▶ [実施事項]
1. 次の三つの文がヒロトの紹介文と合っているかを判断すること。それぞれ「はい」か「いいえ」で答え、決め手となる紹介文の語句をそのまま引用して添えること。
(a) ヒロトの種族は小鬼である。
(b) ヒロトは十三年前に黒い音色のカヅキと顔を合わせていた。
(c) 初登場の時点で、ヒロトの名はすでに明らかになっていた。
2. ヒロトの紹介文で「その後、「逆理のヒロト その1・2」にて」から始まる段落を、主な事実を残したまま箇条書きにまとめる。
3. ヒロトの紹介文を最後の文の後から引き取り、続きを書き進めること。

▶ [本文]
逆理のヒロト

「私の目的はハッピーエンドです。誰もが得をする結末にしなくてはね」

それは聴衆の選択肢を一切封ずる、世界逸脱の演説と交渉の才を持つ。
それは一瞥のみで心を理解し、敵の欲し恐れる全てを知ることができる。
それは知られざる国家を生み、人の文明すら追い越す発展を成し遂げている。
異世界の理によって、旧き理の全てを捻じ曲げる文化侵略者である。


登場話

第一部

第二部

  • 「黄都 その3」
  • 「黄都 その14」
  • 「新大陸 その1」
  • 「第八試合 その1」
  • 「第八試合 その4」

第三部

  • 「楽園の証明 その1」
  • 「願い その1」

略歴

  • 読み:ぎゃくりのヒロト
  • 種族:人間(ミニア)
  • クラス:政治家(ステイツマン)

CV - 緒方恵美
顔立ちこそ十代の前半であるように見えるが、白髪交じりの灰髪が老成した印象を与える少年。
その正体は、彼方からの“客人”であり、少なくとも四十二年前*1には異修羅世界に降り立ち、十三年前には同じく“客人”である黒い音色のカヅキと顔を合わせていた模様。

初登場は「音斬りシャルク その1・2」。
この時点では名は明らかになっておらず、オカフ自由都市攻略に乗り出したカヅキに対する支援のみを行い、再会を約して去った。

その後、「逆理のヒロト その1・2」にて本格的に活動を開始。
オカフ自由都市に乗り込み、哨のモリオに対して交渉を開始するや否や、拡声器一つでオカフの兵からの支持を獲得し、なし崩しに同盟を締結。

その際、四十二年*1を掛けて海の果てに小鬼(ゴブリン)の帝国を築き上げ、マスケット銃の量産すら成し遂げるほどの高度な文明を形成していたことが判明。
…「魔法のツー」に登場した千一匹目のジギタ・ゾギの背後に居たのは彼であった。

しかる後にジギタ・ゾギおよび移り気なオゾネズマによって黄都軍と睨みあうギルネス軍を壊滅させる。
その結果をもって黄都軍を指揮する荒野の轍のダントを脅迫…もとい交渉の結果、オカフ自由都市との講和に加えて友好的にジギタ・ゾギとオゾネズマの二名を六合上覧の参加者としてねじ込むことに成功する。
なにこのピタゴラスイッチ。

(なお、ここで旧王国主義軍が敗北したことによりギルネス将軍が捕縛され、ロスクレイ編の冒頭に繋がる。
 よって時系列としては、「音斬りシャルク」⇒「逆理のヒロト」⇒「絶対なるロスクレイ」の順に話が展開している)

+ さらに――(書籍版動向、ネタバレ有り)
【書籍版動向】
書籍版Ⅱよりその行動が描かれ、正体不明の客人“灰髪の子供”として複数のエピソードで登場。
書籍版Ⅰのリチア新公国関連の争乱、書籍版Ⅱの微塵嵐に関する動乱に秘かに関与。裏から間接的に糸を引いていたらしきことが判明している。

▶ [提供データ]
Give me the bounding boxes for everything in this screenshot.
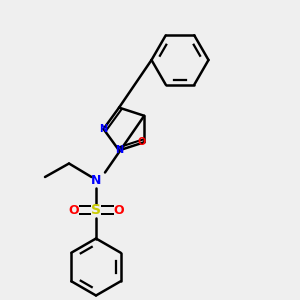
Text: N: N (91, 173, 101, 187)
Text: O: O (68, 203, 79, 217)
Text: N: N (115, 146, 123, 155)
Text: S: S (91, 203, 101, 217)
Text: O: O (113, 203, 124, 217)
Text: N: N (99, 124, 108, 134)
Text: O: O (137, 137, 145, 147)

▶ [結果]
1.
(a) いいえ。「種族:人間(ミニア)」とある。
(b) はい。「十三年前には同じく“客人”である黒い音色のカヅキと顔を合わせていた模様」とある。
(c) いいえ。「この時点では名は明らかになっておらず」とある。

2.
- 「逆理のヒロト その1・2」で本格的に活動を始めた。
- オカフ自由都市に乗り込み、哨のモリオとの交渉に入った。
- 拡声器一つでオカフの兵の支持を得て、なし崩しに同盟を結んだ。

3.
修羅を闘争の場に引き合わせ、六合上覧開催への障害となる者達を排除し、この一世一代の上覧試合を開催させようと黄都の外側から暗躍していた。

さらには客人、黄昏潜りユキハルに依頼して本物の魔王に関する重要な情報を確保。この情報を決定打としてオカフとの同盟に繋がることはWeb版*2でも語られた通りである。

(さらに余談だが、書籍版の時系列としてはおおよそ「書籍版Ⅰ」⇒「書籍版Ⅱ 前半(微塵嵐関係)」⇒「書籍版Ⅲ 前半」⇒「書籍版Ⅱ 後半」⇒「書籍版Ⅲ 後半(六合上覧開催)」の順に展開している。)


…一方、六合上覧の参加枠を二枠も獲得した真意は未だ明らかになっていない。
読者の間でも目的はさまざまに予想されているが、果たして彼がどう動くかは謎に包まれている。

なお食は細く、ダントの老いた母よりも少ないらしい。

+ その目的(第二部ネタバレ)
「参りましたね。……有権者の前で、言わないように決めていることなんですが」
「何もありません」

彼本人に、六合上覧にかける目的は「無い」。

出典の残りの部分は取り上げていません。